*YOUR OBJECTIVE*. Count every line in the data below where "name" occurs, then state that number and nothing more.

*DATA TO PROCESS*.
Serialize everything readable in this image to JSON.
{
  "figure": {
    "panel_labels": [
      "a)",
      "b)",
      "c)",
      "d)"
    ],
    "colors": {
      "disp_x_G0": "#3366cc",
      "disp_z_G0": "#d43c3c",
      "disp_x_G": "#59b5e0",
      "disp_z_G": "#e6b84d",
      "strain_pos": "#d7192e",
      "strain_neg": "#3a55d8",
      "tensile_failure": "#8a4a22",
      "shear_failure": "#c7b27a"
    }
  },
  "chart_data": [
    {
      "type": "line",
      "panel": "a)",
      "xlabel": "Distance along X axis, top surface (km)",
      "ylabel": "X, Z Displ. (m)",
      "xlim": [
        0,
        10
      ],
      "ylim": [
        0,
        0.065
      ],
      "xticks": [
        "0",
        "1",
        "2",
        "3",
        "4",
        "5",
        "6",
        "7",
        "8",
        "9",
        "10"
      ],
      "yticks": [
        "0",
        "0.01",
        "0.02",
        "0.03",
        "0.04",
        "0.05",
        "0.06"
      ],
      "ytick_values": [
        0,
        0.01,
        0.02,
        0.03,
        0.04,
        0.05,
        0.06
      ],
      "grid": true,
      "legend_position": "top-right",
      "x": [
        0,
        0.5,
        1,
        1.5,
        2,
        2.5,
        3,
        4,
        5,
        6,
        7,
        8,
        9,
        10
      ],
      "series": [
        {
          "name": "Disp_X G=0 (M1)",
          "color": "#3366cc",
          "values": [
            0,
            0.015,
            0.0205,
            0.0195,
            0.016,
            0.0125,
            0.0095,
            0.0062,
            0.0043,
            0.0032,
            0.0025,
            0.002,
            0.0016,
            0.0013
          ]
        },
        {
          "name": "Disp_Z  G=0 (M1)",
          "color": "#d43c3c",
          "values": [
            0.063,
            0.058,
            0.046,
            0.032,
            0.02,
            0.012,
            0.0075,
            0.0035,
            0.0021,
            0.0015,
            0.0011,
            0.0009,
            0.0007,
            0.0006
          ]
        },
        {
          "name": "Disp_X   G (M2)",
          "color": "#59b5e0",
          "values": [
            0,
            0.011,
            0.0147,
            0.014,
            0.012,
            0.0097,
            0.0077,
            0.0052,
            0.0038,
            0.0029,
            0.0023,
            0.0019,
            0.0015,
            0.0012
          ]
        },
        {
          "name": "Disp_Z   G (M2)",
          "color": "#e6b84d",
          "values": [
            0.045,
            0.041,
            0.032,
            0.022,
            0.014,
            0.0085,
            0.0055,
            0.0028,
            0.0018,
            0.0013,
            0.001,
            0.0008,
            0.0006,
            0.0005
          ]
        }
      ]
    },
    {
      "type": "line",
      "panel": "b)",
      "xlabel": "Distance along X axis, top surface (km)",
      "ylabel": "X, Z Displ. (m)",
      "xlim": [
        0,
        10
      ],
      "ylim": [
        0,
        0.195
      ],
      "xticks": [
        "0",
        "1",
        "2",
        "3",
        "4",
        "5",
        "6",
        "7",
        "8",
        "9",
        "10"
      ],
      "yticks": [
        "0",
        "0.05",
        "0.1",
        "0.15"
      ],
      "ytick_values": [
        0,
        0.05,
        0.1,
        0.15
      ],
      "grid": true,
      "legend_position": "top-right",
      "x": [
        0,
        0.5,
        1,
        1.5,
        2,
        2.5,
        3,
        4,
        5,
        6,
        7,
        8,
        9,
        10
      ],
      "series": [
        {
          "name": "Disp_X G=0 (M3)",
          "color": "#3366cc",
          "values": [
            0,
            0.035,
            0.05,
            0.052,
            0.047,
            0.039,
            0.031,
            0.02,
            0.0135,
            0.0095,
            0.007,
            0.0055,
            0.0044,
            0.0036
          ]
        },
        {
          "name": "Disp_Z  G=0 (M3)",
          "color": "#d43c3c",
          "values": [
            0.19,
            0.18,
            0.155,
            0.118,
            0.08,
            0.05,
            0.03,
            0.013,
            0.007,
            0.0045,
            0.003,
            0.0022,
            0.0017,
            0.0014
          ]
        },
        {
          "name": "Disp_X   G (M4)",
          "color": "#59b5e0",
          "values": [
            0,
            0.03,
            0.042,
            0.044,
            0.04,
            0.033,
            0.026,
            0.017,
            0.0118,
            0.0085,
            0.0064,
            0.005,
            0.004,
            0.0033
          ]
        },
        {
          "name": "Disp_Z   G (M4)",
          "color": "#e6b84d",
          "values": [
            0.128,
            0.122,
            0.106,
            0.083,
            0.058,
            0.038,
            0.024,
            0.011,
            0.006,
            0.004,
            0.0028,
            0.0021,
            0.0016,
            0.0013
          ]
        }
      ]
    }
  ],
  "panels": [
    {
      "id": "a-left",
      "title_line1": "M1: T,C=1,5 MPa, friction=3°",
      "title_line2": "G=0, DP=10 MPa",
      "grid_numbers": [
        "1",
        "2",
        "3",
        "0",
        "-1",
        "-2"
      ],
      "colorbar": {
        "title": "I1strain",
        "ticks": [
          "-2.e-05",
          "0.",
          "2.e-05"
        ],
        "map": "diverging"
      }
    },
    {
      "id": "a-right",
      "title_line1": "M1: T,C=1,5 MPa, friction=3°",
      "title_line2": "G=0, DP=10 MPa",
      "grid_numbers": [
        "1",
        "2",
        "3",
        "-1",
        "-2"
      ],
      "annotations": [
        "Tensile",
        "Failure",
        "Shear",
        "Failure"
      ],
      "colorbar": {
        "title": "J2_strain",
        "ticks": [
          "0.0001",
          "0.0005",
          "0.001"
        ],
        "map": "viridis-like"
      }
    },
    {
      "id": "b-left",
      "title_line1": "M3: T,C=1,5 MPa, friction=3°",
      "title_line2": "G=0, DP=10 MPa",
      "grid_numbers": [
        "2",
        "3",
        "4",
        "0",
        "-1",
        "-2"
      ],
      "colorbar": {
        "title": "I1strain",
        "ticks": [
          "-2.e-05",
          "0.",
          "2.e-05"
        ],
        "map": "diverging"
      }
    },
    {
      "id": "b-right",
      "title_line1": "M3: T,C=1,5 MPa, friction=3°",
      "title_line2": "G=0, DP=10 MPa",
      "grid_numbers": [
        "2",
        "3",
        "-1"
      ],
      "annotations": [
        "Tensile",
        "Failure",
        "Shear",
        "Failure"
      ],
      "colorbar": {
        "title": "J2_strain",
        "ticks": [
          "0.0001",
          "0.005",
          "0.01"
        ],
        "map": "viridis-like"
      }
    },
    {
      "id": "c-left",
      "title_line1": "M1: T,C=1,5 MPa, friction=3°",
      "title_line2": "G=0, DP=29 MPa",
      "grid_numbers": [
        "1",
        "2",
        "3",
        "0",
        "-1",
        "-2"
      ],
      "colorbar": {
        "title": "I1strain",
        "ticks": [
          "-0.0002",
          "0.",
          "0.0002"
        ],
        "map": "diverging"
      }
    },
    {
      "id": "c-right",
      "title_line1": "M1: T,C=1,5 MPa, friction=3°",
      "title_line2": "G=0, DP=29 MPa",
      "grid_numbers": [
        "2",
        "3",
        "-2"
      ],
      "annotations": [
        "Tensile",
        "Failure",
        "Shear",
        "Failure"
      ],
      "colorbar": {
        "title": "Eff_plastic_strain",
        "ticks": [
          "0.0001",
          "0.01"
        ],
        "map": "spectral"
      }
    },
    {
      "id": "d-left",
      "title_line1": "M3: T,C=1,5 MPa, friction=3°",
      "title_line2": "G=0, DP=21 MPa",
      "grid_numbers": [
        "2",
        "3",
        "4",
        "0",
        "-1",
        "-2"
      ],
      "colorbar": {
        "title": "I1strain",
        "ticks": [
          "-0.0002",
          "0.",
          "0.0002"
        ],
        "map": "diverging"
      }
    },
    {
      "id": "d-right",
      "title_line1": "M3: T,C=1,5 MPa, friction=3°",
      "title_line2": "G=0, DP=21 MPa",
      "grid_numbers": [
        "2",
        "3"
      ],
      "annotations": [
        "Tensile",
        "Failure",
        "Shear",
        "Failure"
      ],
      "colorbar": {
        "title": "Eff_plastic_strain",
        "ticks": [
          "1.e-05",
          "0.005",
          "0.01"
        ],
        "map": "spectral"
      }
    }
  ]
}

*SOLUTION TO THE PROBLEM*. 8